───── MATERIAL SHOWN
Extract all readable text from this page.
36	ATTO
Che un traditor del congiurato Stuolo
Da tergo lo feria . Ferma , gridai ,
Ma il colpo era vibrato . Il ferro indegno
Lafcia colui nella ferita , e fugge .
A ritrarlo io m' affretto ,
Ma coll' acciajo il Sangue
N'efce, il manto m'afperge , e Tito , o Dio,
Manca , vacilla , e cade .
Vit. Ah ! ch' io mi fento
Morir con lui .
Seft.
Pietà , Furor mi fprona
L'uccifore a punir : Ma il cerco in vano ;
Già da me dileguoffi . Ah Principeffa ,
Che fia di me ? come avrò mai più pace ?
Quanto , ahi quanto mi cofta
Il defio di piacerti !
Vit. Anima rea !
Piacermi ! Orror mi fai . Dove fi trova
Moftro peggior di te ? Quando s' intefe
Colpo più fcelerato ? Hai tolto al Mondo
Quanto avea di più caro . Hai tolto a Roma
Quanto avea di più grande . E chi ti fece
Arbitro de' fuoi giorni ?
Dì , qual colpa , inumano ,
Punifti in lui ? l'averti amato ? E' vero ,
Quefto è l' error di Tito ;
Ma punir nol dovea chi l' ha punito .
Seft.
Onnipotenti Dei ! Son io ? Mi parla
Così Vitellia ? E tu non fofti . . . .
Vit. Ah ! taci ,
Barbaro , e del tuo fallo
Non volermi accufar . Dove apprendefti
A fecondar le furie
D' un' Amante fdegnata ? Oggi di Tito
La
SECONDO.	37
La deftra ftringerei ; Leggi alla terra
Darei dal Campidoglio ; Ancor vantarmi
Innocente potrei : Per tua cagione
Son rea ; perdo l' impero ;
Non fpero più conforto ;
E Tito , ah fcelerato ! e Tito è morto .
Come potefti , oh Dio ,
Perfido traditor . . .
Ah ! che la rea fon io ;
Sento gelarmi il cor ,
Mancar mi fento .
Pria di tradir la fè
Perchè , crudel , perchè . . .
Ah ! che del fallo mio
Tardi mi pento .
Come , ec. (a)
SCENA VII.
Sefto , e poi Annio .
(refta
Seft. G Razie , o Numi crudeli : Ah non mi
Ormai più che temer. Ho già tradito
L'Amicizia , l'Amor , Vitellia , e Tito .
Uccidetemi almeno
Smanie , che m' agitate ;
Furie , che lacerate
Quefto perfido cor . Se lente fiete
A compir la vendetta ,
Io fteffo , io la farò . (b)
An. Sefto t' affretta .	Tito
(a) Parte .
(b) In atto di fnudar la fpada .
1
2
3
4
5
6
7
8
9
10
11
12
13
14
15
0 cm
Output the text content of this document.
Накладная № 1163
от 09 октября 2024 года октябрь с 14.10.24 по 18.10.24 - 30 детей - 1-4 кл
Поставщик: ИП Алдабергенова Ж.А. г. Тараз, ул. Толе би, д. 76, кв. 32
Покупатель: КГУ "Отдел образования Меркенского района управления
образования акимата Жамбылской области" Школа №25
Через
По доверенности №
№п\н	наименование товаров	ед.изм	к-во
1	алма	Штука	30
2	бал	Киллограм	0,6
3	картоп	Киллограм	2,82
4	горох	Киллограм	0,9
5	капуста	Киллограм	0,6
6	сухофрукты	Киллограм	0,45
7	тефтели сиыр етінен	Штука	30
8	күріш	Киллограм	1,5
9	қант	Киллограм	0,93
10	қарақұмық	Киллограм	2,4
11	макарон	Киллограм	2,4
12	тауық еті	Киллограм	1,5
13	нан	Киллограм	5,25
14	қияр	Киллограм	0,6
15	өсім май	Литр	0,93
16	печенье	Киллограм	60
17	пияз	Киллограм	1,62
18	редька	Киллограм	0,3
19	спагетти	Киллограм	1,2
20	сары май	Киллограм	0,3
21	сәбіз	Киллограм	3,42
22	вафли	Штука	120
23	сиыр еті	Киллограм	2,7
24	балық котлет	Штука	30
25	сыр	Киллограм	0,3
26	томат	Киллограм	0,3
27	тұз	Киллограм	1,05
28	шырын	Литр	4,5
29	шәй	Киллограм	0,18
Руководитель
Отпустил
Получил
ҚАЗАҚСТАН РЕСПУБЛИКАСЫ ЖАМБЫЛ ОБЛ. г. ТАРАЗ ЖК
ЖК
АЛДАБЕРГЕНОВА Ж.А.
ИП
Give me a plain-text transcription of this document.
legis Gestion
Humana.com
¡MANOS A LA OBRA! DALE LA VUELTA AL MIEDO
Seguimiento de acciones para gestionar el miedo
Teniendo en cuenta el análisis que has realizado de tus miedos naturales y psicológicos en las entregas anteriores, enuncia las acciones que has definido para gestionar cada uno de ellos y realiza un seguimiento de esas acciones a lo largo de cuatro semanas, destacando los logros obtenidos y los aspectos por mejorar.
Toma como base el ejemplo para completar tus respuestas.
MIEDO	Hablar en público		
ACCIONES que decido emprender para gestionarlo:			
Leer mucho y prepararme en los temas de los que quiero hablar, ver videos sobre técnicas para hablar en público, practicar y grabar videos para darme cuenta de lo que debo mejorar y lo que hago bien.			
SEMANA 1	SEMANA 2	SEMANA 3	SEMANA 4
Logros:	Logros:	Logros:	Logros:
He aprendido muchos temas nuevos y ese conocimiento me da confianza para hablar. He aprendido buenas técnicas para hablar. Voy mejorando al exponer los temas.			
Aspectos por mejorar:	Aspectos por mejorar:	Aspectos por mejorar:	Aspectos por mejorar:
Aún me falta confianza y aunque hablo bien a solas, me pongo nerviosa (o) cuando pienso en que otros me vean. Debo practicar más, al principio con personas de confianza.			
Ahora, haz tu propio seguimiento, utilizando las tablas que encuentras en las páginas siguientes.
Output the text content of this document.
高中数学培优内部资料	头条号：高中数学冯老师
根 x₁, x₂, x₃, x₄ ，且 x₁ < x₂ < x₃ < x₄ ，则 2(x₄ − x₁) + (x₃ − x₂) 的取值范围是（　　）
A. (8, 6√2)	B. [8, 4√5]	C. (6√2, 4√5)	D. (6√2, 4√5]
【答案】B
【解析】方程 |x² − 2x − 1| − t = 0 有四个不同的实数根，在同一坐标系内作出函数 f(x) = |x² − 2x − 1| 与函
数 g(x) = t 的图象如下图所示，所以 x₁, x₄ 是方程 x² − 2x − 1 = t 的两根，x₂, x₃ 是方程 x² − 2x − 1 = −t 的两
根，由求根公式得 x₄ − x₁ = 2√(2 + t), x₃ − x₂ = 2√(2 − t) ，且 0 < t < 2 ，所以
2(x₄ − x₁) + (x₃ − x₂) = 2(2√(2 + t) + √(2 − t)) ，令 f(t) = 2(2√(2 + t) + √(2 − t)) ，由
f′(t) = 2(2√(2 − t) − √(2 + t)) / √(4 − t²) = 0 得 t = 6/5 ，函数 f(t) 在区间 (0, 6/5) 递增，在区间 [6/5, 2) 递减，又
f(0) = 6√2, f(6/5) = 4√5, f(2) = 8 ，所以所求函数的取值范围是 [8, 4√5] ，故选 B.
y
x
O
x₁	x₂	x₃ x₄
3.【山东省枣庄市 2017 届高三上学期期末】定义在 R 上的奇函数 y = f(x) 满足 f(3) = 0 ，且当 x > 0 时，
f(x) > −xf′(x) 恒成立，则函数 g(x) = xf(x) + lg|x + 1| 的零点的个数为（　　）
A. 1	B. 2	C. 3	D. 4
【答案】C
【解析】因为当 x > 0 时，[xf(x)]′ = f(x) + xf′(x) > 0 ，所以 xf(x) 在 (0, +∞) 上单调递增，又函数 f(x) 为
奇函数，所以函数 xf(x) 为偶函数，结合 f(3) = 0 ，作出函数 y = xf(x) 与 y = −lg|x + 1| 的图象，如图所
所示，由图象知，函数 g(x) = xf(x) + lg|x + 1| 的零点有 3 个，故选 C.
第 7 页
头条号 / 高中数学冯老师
──────────
Filter the data for the string "Vitellia" and copy every line that has it.

WRITTEN SOLUTION -
Così Vitellia ? E tu non fofti . . . .
L'Amicizia , l'Amor , Vitellia , e Tito .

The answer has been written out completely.